** TASK BRIEF **
Output the material beneath this task exactly, images excluded.

[Figure collection entries]

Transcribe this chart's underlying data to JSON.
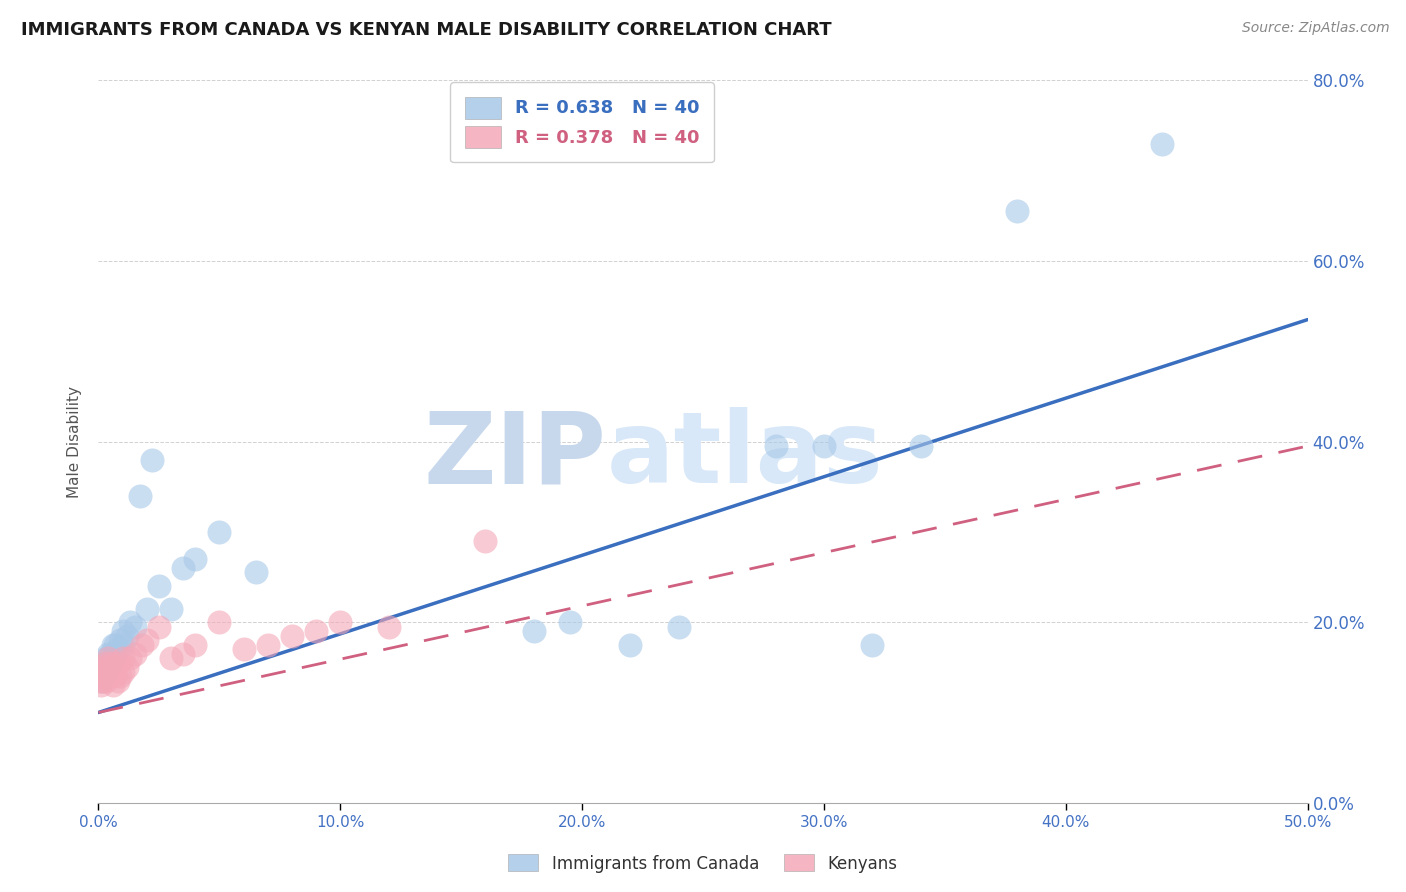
{
  "title": "IMMIGRANTS FROM CANADA VS KENYAN MALE DISABILITY CORRELATION CHART",
  "source": "Source: ZipAtlas.com",
  "ylabel": "Male Disability",
  "legend_label1": "Immigrants from Canada",
  "legend_label2": "Kenyans",
  "R1": 0.638,
  "N1": 40,
  "R2": 0.378,
  "N2": 40,
  "xlim": [
    0.0,
    0.5
  ],
  "ylim": [
    0.0,
    0.8
  ],
  "xticks": [
    0.0,
    0.1,
    0.2,
    0.3,
    0.4,
    0.5
  ],
  "yticks": [
    0.0,
    0.2,
    0.4,
    0.6,
    0.8
  ],
  "color_blue": "#A8C8E8",
  "color_pink": "#F4A8B8",
  "color_trend_blue": "#3A6EBF",
  "color_trend_pink": "#D06080",
  "watermark_zip": "ZIP",
  "watermark_atlas": "atlas",
  "blue_x": [
    0.001,
    0.001,
    0.002,
    0.002,
    0.003,
    0.003,
    0.004,
    0.004,
    0.005,
    0.005,
    0.006,
    0.006,
    0.007,
    0.007,
    0.008,
    0.009,
    0.01,
    0.01,
    0.012,
    0.013,
    0.015,
    0.017,
    0.02,
    0.022,
    0.025,
    0.03,
    0.035,
    0.04,
    0.05,
    0.065,
    0.18,
    0.195,
    0.22,
    0.24,
    0.28,
    0.3,
    0.32,
    0.34,
    0.38,
    0.44
  ],
  "blue_y": [
    0.135,
    0.145,
    0.14,
    0.155,
    0.145,
    0.16,
    0.15,
    0.165,
    0.155,
    0.165,
    0.16,
    0.175,
    0.165,
    0.175,
    0.17,
    0.18,
    0.175,
    0.19,
    0.185,
    0.2,
    0.195,
    0.34,
    0.215,
    0.38,
    0.24,
    0.215,
    0.26,
    0.27,
    0.3,
    0.255,
    0.19,
    0.2,
    0.175,
    0.195,
    0.395,
    0.395,
    0.175,
    0.395,
    0.655,
    0.73
  ],
  "pink_x": [
    0.001,
    0.001,
    0.001,
    0.002,
    0.002,
    0.002,
    0.003,
    0.003,
    0.003,
    0.004,
    0.004,
    0.004,
    0.005,
    0.005,
    0.006,
    0.006,
    0.007,
    0.007,
    0.008,
    0.008,
    0.009,
    0.01,
    0.01,
    0.012,
    0.013,
    0.015,
    0.018,
    0.02,
    0.025,
    0.03,
    0.035,
    0.04,
    0.05,
    0.06,
    0.07,
    0.08,
    0.09,
    0.1,
    0.12,
    0.16
  ],
  "pink_y": [
    0.13,
    0.135,
    0.145,
    0.135,
    0.14,
    0.15,
    0.135,
    0.145,
    0.155,
    0.14,
    0.15,
    0.16,
    0.145,
    0.155,
    0.13,
    0.145,
    0.14,
    0.15,
    0.135,
    0.155,
    0.14,
    0.145,
    0.16,
    0.15,
    0.16,
    0.165,
    0.175,
    0.18,
    0.195,
    0.16,
    0.165,
    0.175,
    0.2,
    0.17,
    0.175,
    0.185,
    0.19,
    0.2,
    0.195,
    0.29
  ],
  "trend_blue_x0": 0.0,
  "trend_blue_y0": 0.1,
  "trend_blue_x1": 0.5,
  "trend_blue_y1": 0.535,
  "trend_pink_x0": 0.0,
  "trend_pink_y0": 0.1,
  "trend_pink_x1": 0.5,
  "trend_pink_y1": 0.395
}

** THE ANSWER **
Transcribe this chart's underlying data to JSON.
{
  "title": "IMMIGRANTS FROM CANADA VS KENYAN MALE DISABILITY CORRELATION CHART",
  "source": "Source: ZipAtlas.com",
  "ylabel": "Male Disability",
  "legend_label1": "Immigrants from Canada",
  "legend_label2": "Kenyans",
  "R1": 0.638,
  "N1": 40,
  "R2": 0.378,
  "N2": 40,
  "xlim": [
    0.0,
    0.5
  ],
  "ylim": [
    0.0,
    0.8
  ],
  "xticks": [
    0.0,
    0.1,
    0.2,
    0.3,
    0.4,
    0.5
  ],
  "yticks": [
    0.0,
    0.2,
    0.4,
    0.6,
    0.8
  ],
  "color_blue": "#A8C8E8",
  "color_pink": "#F4A8B8",
  "color_trend_blue": "#3A6EBF",
  "color_trend_pink": "#D06080",
  "watermark_zip": "ZIP",
  "watermark_atlas": "atlas",
  "blue_x": [
    0.001,
    0.001,
    0.002,
    0.002,
    0.003,
    0.003,
    0.004,
    0.004,
    0.005,
    0.005,
    0.006,
    0.006,
    0.007,
    0.007,
    0.008,
    0.009,
    0.01,
    0.01,
    0.012,
    0.013,
    0.015,
    0.017,
    0.02,
    0.022,
    0.025,
    0.03,
    0.035,
    0.04,
    0.05,
    0.065,
    0.18,
    0.195,
    0.22,
    0.24,
    0.28,
    0.3,
    0.32,
    0.34,
    0.38,
    0.44
  ],
  "blue_y": [
    0.135,
    0.145,
    0.14,
    0.155,
    0.145,
    0.16,
    0.15,
    0.165,
    0.155,
    0.165,
    0.16,
    0.175,
    0.165,
    0.175,
    0.17,
    0.18,
    0.175,
    0.19,
    0.185,
    0.2,
    0.195,
    0.34,
    0.215,
    0.38,
    0.24,
    0.215,
    0.26,
    0.27,
    0.3,
    0.255,
    0.19,
    0.2,
    0.175,
    0.195,
    0.395,
    0.395,
    0.175,
    0.395,
    0.655,
    0.73
  ],
  "pink_x": [
    0.001,
    0.001,
    0.001,
    0.002,
    0.002,
    0.002,
    0.003,
    0.003,
    0.003,
    0.004,
    0.004,
    0.004,
    0.005,
    0.005,
    0.006,
    0.006,
    0.007,
    0.007,
    0.008,
    0.008,
    0.009,
    0.01,
    0.01,
    0.012,
    0.013,
    0.015,
    0.018,
    0.02,
    0.025,
    0.03,
    0.035,
    0.04,
    0.05,
    0.06,
    0.07,
    0.08,
    0.09,
    0.1,
    0.12,
    0.16
  ],
  "pink_y": [
    0.13,
    0.135,
    0.145,
    0.135,
    0.14,
    0.15,
    0.135,
    0.145,
    0.155,
    0.14,
    0.15,
    0.16,
    0.145,
    0.155,
    0.13,
    0.145,
    0.14,
    0.15,
    0.135,
    0.155,
    0.14,
    0.145,
    0.16,
    0.15,
    0.16,
    0.165,
    0.175,
    0.18,
    0.195,
    0.16,
    0.165,
    0.175,
    0.2,
    0.17,
    0.175,
    0.185,
    0.19,
    0.2,
    0.195,
    0.29
  ],
  "trend_blue_x0": 0.0,
  "trend_blue_y0": 0.1,
  "trend_blue_x1": 0.5,
  "trend_blue_y1": 0.535,
  "trend_pink_x0": 0.0,
  "trend_pink_y0": 0.1,
  "trend_pink_x1": 0.5,
  "trend_pink_y1": 0.395
}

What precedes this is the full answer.